• **Description of the task**: Report how many lines in the listing below include the word "Reports". Write nothing besides the number.

Records contained in a dataset
(begin)

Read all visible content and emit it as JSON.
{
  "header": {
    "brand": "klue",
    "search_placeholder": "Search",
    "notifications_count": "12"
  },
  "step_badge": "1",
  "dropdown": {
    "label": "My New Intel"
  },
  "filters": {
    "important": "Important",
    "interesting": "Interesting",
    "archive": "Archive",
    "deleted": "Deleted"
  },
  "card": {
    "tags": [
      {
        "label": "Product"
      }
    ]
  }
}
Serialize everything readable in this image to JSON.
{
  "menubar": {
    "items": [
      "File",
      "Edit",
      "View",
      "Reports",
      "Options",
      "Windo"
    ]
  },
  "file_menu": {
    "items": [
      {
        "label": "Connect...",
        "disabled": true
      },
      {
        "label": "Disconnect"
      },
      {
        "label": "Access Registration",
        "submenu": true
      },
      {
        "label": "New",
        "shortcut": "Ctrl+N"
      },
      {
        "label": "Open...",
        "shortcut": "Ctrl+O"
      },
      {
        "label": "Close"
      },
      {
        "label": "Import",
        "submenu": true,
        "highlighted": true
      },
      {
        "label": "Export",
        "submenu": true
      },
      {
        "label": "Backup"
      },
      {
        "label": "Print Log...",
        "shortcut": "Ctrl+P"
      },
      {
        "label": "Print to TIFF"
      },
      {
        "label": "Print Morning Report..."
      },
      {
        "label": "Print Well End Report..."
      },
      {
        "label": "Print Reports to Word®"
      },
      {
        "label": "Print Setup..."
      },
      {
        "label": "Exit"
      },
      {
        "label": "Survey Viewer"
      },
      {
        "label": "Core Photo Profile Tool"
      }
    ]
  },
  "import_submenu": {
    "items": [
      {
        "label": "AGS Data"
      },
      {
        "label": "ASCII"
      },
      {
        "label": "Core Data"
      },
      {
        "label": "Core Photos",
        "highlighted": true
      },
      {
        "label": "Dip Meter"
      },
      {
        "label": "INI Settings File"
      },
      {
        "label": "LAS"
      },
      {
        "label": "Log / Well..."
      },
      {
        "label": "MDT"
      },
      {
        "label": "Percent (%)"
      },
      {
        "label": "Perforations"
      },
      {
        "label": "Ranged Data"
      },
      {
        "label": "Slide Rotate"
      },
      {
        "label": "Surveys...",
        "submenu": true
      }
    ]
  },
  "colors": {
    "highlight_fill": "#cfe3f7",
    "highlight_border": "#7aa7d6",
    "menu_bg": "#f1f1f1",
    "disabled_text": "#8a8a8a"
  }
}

(end)
(begin)

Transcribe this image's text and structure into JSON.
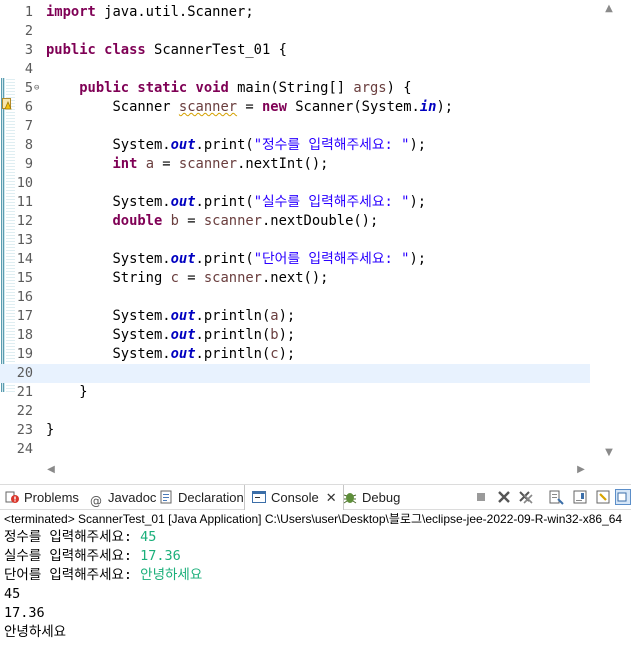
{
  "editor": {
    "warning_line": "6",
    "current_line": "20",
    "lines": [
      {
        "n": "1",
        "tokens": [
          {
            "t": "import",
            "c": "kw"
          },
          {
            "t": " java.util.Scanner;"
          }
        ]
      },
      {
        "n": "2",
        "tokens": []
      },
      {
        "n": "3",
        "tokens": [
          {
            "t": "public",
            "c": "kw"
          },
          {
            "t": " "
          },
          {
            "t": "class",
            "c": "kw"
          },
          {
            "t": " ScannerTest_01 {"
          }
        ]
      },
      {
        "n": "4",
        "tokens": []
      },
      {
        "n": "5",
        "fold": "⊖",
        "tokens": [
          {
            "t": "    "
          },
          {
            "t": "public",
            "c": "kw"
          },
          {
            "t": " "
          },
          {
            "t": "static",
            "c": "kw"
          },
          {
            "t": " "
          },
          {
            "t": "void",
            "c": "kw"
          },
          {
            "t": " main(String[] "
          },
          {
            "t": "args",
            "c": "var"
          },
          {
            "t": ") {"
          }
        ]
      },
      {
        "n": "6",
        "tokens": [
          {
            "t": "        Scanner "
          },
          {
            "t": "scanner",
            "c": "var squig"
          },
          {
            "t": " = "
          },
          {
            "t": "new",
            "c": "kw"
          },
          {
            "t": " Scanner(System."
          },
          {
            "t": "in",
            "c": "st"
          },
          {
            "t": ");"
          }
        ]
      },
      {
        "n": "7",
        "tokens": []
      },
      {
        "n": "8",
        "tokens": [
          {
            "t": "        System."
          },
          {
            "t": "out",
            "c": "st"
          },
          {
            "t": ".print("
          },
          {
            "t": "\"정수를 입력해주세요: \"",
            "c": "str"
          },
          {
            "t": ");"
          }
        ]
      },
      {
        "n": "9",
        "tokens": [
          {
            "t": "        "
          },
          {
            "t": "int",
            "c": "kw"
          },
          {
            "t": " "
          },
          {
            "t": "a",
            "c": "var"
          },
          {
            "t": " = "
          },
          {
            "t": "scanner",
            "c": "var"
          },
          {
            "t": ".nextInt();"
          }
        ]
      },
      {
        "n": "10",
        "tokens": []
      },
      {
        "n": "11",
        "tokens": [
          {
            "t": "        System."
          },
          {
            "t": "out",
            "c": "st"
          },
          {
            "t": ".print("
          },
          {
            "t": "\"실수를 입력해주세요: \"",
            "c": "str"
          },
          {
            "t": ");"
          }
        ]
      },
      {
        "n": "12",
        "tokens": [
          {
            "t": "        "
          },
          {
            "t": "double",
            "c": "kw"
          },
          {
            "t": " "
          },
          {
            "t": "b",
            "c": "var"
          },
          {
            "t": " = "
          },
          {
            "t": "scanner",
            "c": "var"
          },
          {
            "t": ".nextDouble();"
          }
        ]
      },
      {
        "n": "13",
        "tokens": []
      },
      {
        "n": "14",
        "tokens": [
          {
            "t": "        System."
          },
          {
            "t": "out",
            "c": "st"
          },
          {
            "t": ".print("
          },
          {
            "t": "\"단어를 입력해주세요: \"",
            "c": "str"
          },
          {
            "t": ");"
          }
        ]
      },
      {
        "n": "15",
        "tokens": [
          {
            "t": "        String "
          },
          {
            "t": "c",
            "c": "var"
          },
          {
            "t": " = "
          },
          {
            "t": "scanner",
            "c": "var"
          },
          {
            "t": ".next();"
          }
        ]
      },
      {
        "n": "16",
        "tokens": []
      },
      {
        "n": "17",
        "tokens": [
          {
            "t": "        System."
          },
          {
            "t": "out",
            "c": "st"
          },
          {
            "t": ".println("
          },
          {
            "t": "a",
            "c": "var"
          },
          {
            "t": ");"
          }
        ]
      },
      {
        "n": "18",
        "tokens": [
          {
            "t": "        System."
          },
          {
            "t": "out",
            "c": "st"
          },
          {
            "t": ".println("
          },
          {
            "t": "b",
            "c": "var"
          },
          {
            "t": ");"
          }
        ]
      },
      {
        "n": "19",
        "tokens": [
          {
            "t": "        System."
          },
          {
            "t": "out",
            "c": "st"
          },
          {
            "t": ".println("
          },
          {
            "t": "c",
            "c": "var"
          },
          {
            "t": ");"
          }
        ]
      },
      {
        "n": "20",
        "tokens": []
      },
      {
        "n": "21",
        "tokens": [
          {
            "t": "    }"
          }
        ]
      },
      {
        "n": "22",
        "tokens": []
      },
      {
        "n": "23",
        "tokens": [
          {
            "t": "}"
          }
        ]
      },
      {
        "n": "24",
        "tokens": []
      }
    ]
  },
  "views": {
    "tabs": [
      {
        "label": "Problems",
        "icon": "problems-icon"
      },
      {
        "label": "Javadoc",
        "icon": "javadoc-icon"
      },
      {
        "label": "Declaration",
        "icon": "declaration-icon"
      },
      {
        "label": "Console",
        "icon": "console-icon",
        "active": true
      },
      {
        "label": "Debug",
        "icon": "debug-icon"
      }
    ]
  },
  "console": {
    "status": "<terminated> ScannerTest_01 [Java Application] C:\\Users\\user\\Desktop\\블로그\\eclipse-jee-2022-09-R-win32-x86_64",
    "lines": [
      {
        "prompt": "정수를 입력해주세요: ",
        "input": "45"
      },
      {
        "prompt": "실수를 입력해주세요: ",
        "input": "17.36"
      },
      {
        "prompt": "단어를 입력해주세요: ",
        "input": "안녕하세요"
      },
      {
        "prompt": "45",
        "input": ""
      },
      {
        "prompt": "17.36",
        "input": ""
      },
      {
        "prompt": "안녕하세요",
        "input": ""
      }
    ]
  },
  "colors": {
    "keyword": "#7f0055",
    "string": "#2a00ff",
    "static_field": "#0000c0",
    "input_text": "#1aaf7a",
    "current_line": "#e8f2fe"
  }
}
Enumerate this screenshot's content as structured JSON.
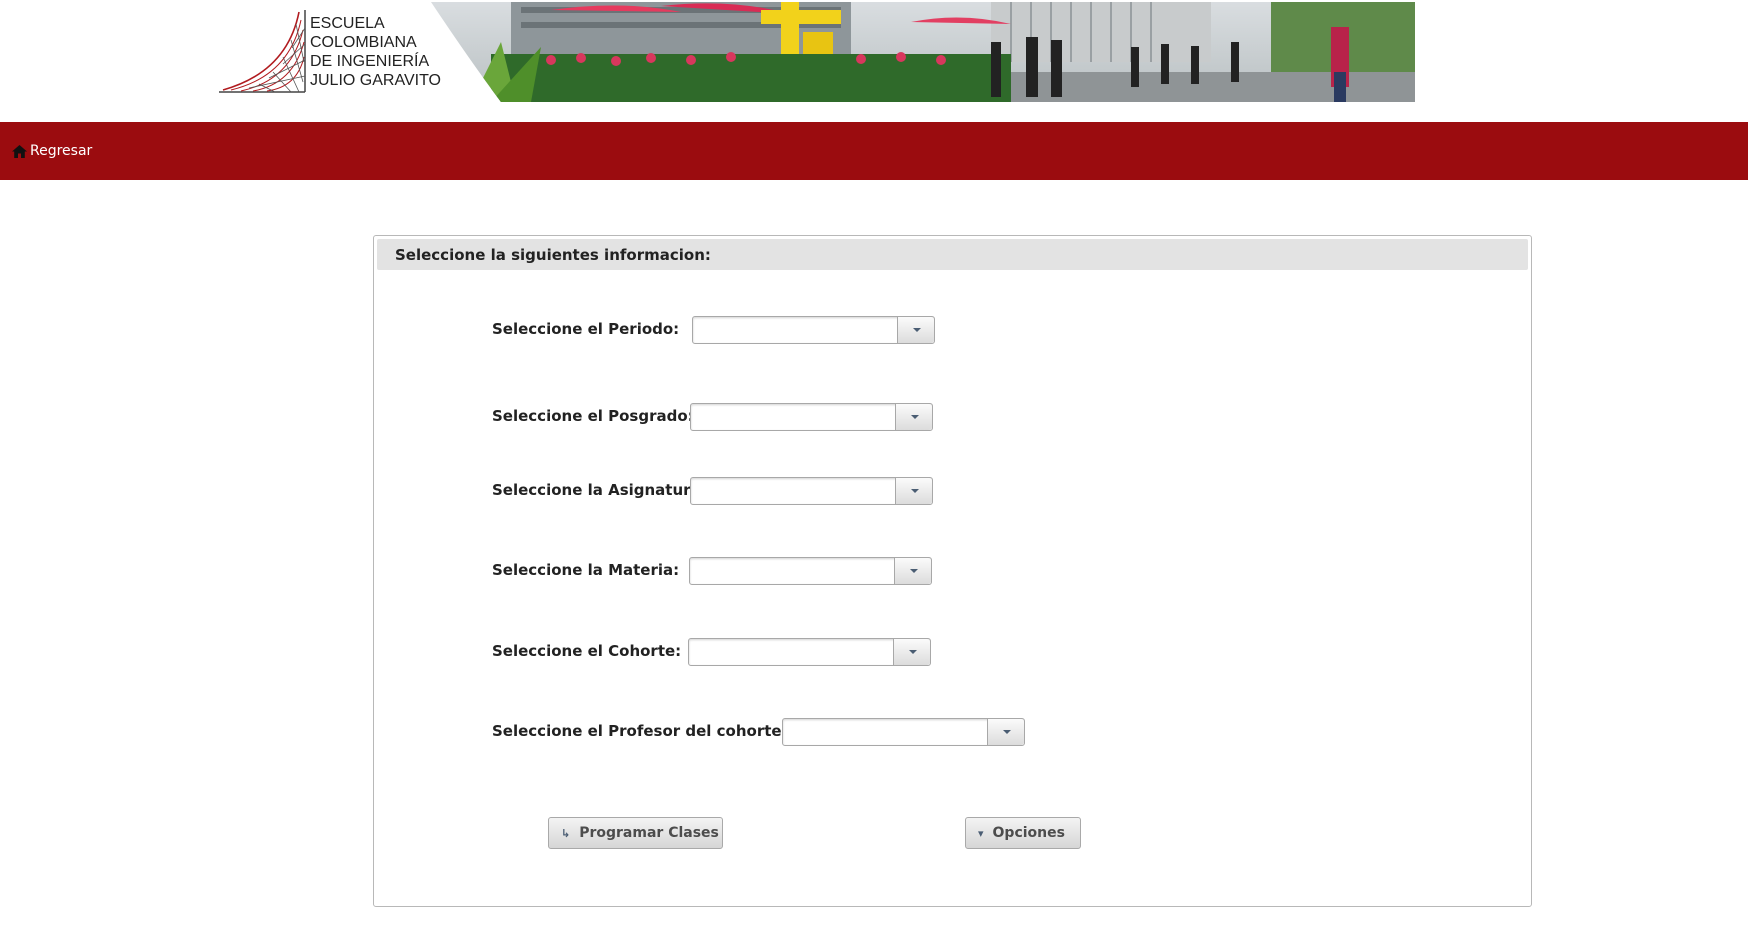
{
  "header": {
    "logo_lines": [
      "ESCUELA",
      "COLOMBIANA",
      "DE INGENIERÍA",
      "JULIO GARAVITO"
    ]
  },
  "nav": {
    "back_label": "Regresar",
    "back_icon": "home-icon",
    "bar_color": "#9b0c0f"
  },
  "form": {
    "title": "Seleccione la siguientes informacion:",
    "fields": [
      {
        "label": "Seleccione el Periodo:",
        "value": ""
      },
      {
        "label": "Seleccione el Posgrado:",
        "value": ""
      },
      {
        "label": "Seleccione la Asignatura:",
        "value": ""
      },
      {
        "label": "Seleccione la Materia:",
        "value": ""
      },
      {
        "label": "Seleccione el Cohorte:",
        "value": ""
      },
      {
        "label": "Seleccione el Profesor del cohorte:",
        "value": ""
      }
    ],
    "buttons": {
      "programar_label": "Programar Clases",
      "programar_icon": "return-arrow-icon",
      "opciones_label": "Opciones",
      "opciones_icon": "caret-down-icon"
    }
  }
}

(end)

• **The reply**: 2